— Start —
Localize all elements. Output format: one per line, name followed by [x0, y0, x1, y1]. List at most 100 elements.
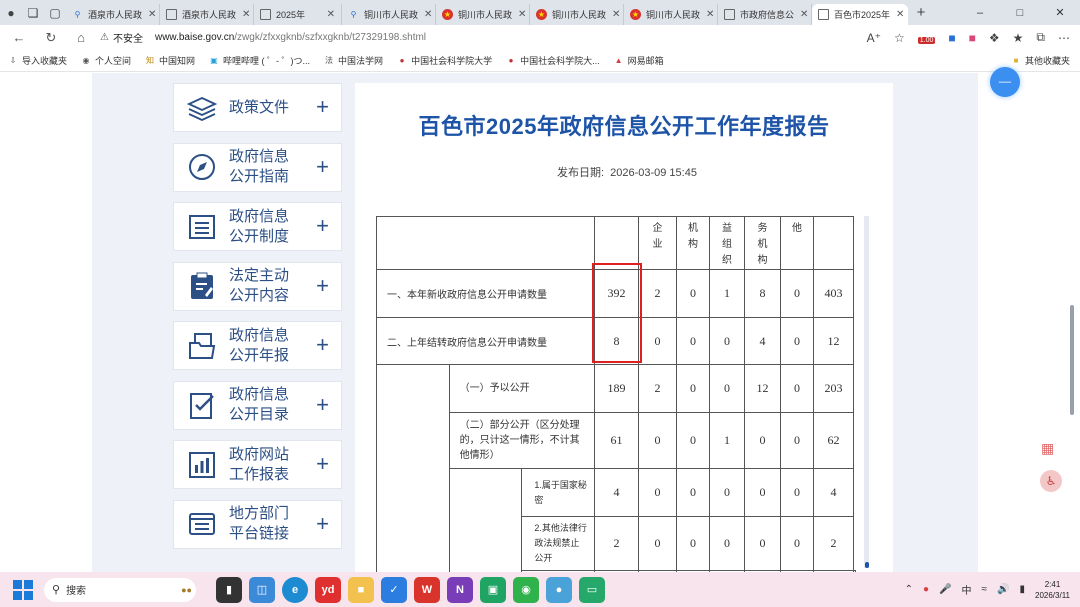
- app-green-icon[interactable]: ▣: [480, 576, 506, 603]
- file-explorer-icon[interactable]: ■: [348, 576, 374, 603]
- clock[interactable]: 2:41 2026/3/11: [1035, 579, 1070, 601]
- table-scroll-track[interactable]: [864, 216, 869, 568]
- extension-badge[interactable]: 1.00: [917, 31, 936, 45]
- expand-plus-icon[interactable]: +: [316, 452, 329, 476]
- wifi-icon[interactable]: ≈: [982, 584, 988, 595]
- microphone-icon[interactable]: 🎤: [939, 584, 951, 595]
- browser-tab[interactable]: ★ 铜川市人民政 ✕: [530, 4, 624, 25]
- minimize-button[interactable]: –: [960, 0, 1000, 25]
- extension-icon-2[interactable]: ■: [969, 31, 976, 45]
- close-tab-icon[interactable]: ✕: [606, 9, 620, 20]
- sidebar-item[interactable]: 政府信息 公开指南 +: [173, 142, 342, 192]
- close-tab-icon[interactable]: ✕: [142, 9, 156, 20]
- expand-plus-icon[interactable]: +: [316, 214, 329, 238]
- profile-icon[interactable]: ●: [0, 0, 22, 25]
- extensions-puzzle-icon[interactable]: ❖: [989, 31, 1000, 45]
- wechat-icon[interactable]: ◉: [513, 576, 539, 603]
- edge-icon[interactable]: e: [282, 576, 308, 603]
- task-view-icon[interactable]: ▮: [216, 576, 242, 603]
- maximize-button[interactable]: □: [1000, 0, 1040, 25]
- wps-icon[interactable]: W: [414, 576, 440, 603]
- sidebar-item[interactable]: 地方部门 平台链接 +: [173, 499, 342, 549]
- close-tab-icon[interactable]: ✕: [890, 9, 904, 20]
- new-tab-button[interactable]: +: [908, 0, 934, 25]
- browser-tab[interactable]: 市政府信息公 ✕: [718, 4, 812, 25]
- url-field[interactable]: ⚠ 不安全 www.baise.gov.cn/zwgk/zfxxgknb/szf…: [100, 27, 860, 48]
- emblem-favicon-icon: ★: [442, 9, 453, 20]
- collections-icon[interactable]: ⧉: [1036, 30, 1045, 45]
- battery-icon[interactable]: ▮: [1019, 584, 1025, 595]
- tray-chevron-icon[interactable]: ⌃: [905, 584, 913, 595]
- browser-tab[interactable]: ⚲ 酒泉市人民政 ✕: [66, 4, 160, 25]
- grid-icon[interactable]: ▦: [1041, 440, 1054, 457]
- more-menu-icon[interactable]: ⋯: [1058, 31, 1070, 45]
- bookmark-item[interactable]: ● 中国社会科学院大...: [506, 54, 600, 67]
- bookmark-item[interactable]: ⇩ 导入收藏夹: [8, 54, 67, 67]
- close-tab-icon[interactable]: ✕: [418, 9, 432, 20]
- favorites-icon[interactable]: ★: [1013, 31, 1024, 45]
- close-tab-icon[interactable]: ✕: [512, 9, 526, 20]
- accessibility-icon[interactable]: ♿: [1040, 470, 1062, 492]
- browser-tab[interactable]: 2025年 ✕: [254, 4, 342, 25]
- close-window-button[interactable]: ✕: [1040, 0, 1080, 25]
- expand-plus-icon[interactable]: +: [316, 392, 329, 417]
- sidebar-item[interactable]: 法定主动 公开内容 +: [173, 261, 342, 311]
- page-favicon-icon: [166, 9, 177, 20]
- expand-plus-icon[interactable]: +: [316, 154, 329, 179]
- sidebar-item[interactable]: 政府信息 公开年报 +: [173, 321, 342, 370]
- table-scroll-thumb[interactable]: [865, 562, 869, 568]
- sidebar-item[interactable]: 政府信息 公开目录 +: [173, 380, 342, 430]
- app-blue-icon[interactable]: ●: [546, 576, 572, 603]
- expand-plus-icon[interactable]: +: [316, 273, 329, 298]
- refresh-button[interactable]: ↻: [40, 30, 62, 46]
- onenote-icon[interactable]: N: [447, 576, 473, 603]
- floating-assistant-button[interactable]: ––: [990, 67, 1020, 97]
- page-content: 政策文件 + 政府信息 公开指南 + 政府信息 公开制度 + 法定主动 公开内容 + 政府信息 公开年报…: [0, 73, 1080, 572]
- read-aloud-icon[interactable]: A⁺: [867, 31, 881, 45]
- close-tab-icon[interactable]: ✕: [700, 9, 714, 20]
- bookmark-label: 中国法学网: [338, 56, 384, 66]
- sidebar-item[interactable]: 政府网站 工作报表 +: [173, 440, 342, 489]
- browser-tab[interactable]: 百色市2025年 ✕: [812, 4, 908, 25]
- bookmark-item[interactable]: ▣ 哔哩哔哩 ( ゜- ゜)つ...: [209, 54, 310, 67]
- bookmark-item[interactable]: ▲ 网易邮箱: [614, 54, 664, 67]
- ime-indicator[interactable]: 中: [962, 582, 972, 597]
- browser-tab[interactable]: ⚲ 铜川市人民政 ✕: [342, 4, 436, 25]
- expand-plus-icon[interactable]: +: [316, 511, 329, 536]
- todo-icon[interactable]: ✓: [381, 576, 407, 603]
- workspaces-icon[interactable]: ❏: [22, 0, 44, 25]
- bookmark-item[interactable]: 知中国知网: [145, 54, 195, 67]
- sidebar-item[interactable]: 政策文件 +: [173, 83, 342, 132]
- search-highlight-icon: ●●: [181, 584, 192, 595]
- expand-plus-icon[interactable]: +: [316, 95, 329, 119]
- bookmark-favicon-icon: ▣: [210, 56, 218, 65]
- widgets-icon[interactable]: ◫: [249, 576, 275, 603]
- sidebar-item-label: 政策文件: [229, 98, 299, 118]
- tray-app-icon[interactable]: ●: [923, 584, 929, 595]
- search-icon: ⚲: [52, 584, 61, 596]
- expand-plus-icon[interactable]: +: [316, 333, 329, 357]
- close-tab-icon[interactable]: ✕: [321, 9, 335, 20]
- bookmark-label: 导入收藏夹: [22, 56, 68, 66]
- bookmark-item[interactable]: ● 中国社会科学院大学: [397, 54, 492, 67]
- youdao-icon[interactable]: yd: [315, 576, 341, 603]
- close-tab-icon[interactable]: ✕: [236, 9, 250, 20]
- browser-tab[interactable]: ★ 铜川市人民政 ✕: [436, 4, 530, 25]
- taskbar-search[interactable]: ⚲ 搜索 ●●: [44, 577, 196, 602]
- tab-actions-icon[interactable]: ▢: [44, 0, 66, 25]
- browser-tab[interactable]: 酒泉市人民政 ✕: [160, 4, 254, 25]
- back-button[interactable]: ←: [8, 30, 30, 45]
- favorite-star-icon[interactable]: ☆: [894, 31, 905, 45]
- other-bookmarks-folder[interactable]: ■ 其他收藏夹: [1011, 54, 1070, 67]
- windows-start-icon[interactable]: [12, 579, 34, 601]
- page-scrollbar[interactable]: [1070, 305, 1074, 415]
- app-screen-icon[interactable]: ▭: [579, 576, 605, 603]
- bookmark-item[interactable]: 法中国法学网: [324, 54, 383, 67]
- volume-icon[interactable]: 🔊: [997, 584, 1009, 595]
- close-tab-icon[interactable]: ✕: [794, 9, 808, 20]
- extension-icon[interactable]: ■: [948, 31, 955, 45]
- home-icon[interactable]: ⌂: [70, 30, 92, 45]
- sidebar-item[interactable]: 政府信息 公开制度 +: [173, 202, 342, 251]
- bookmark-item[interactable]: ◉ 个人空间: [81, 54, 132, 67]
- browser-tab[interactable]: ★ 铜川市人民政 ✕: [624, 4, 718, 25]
— End —
— Start —
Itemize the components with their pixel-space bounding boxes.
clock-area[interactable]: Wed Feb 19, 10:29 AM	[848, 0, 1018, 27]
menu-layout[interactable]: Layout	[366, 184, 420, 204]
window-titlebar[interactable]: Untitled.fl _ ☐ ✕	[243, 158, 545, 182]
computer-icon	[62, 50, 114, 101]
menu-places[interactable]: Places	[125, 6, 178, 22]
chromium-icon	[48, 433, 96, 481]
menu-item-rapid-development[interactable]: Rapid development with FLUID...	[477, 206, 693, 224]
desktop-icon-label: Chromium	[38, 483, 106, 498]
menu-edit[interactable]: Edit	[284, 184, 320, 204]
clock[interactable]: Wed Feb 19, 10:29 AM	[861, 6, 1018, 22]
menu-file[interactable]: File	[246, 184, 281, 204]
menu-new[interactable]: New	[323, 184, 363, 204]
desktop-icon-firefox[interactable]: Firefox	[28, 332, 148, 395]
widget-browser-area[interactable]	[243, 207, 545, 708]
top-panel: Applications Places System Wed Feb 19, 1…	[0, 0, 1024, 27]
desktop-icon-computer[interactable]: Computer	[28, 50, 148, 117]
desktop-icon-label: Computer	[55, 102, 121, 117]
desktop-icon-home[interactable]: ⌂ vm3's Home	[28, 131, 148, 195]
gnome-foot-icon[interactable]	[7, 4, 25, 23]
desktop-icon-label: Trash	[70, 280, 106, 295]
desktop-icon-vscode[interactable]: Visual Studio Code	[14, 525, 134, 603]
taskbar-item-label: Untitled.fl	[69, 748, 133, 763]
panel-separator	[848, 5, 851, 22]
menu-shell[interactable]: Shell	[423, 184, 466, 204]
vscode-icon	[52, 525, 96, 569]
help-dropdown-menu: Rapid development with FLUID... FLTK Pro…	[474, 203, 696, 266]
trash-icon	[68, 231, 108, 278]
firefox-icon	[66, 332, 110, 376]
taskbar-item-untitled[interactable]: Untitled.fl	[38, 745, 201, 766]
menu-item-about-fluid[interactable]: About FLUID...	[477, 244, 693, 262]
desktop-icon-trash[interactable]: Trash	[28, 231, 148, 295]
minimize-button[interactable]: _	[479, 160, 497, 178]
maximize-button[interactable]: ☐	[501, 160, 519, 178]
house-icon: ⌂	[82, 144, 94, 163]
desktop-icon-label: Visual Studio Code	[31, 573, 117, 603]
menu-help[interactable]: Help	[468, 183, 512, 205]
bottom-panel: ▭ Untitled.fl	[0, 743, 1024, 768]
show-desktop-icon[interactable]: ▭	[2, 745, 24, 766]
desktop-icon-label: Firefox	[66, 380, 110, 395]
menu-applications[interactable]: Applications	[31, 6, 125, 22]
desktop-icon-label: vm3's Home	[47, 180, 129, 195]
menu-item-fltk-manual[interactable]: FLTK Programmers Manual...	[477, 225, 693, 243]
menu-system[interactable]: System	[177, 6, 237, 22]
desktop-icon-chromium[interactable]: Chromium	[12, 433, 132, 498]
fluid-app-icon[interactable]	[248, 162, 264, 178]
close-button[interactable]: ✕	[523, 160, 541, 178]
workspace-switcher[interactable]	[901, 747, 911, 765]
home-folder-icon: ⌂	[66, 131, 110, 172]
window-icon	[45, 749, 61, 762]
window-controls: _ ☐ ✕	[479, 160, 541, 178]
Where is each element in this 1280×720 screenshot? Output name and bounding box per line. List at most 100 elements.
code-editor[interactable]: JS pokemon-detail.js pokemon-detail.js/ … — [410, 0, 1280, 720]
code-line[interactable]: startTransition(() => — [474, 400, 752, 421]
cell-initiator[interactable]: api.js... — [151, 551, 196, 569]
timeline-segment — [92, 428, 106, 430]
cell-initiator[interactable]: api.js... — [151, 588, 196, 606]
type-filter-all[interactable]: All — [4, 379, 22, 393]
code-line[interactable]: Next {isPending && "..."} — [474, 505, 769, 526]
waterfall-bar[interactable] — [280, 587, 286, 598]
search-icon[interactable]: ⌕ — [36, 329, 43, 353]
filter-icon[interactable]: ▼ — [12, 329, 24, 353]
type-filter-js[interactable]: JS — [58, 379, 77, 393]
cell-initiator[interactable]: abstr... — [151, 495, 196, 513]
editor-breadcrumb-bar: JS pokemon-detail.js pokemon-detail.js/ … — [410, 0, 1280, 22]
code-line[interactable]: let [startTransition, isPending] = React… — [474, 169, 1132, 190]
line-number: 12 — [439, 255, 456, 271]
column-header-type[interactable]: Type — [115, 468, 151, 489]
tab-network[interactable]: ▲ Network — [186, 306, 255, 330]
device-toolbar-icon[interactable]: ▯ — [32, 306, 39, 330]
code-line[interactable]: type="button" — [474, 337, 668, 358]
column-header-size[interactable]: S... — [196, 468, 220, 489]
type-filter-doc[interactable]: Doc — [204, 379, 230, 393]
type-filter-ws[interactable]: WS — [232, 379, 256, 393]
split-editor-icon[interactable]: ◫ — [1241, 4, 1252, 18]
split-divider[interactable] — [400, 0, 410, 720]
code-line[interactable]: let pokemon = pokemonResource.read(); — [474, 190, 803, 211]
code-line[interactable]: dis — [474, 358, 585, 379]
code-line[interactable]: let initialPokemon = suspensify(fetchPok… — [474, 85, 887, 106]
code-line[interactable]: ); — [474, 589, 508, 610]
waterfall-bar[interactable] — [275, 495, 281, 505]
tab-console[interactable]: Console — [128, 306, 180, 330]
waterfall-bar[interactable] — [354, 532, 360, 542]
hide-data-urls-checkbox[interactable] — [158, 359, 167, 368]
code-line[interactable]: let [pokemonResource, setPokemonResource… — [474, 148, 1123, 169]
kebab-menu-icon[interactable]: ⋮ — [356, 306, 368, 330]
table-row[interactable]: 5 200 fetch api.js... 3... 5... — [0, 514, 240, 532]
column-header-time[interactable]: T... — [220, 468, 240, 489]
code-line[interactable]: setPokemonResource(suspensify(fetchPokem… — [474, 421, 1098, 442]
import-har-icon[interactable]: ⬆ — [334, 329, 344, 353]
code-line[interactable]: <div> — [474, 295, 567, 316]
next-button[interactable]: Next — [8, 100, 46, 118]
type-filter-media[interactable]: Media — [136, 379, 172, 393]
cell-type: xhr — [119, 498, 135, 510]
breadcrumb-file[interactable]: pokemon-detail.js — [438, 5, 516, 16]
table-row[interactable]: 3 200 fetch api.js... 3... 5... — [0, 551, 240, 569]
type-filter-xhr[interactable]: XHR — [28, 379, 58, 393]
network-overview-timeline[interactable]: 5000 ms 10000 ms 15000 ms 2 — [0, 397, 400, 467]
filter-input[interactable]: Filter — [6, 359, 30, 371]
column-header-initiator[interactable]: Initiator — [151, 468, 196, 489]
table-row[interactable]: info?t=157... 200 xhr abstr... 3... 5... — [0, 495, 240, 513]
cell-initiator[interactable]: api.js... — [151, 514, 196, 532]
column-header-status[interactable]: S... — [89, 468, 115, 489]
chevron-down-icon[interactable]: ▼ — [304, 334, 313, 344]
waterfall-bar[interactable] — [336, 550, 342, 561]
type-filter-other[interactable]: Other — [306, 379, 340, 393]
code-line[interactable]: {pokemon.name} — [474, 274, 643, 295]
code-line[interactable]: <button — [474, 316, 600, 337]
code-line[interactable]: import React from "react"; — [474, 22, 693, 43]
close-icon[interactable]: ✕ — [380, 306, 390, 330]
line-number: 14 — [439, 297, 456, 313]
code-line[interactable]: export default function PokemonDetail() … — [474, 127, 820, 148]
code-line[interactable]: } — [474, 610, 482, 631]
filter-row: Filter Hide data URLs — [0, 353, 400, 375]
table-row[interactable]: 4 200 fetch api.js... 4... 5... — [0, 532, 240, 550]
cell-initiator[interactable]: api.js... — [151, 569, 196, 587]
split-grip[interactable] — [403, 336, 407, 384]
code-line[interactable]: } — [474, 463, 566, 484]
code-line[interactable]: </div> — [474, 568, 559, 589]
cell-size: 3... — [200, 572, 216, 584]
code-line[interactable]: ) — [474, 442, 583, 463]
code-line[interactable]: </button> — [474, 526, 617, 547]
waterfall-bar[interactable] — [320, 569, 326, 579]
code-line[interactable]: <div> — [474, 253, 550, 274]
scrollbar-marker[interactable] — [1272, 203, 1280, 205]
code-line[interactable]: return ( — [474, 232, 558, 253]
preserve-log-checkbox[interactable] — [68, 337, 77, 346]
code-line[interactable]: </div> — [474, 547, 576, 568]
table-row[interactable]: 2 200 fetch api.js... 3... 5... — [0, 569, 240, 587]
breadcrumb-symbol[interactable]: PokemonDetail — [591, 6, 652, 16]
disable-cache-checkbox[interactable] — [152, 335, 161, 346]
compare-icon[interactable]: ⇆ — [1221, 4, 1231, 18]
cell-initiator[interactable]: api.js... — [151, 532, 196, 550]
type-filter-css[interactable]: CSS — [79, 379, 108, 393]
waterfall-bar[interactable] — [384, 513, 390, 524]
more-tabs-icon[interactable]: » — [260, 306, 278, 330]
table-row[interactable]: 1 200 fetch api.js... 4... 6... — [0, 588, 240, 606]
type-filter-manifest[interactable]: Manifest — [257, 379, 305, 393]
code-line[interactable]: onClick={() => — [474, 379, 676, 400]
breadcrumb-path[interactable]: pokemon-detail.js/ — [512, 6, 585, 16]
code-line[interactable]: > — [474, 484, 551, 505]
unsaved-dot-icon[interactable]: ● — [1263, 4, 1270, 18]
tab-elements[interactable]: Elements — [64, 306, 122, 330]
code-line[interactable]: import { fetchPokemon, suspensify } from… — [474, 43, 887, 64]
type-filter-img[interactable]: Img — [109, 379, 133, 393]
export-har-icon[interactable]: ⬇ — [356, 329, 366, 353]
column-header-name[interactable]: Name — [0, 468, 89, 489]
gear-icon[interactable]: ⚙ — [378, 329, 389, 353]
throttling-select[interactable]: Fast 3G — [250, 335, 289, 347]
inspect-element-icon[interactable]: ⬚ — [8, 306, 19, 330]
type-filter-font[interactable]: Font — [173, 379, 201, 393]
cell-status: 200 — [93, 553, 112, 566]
— End —
**Set problem**.
Copy the entries verbatim from the line with "- app-green-icon[interactable]: ▣: [480, 576, 506, 603]" to the line with "- browser-tab[interactable]: 市政府信息公".

**Reply**.
- app-green-icon[interactable]: ▣: [480, 576, 506, 603]
- file-explorer-icon[interactable]: ■: [348, 576, 374, 603]
- clock[interactable]: 2:41 2026/3/11: [1035, 579, 1070, 601]
- table-scroll-track[interactable]: [864, 216, 869, 568]
- extension-badge[interactable]: 1.00: [917, 31, 936, 45]
- expand-plus-icon[interactable]: +: [316, 452, 329, 476]
- wifi-icon[interactable]: ≈: [982, 584, 988, 595]
- microphone-icon[interactable]: 🎤: [939, 584, 951, 595]
- browser-tab[interactable]: ★ 铜川市人民政 ✕: [530, 4, 624, 25]
- minimize-button[interactable]: –: [960, 0, 1000, 25]
- extension-icon-2[interactable]: ■: [969, 31, 976, 45]
- close-tab-icon[interactable]: ✕: [606, 9, 620, 20]
- sidebar-item[interactable]: 政府信息 公开指南 +: [173, 142, 342, 192]
- close-tab-icon[interactable]: ✕: [142, 9, 156, 20]
- expand-plus-icon[interactable]: +: [316, 214, 329, 238]
- profile-icon[interactable]: ●: [0, 0, 22, 25]
- extensions-puzzle-icon[interactable]: ❖: [989, 31, 1000, 45]
- wechat-icon[interactable]: ◉: [513, 576, 539, 603]
- edge-icon[interactable]: e: [282, 576, 308, 603]
- task-view-icon[interactable]: ▮: [216, 576, 242, 603]
- maximize-button[interactable]: □: [1000, 0, 1040, 25]
- wps-icon[interactable]: W: [414, 576, 440, 603]
- sidebar-item[interactable]: 地方部门 平台链接 +: [173, 499, 342, 549]
- close-tab-icon[interactable]: ✕: [890, 9, 904, 20]
- new-tab-button[interactable]: +: [908, 0, 934, 25]
- browser-tab[interactable]: 市政府信息公 ✕: [718, 4, 812, 25]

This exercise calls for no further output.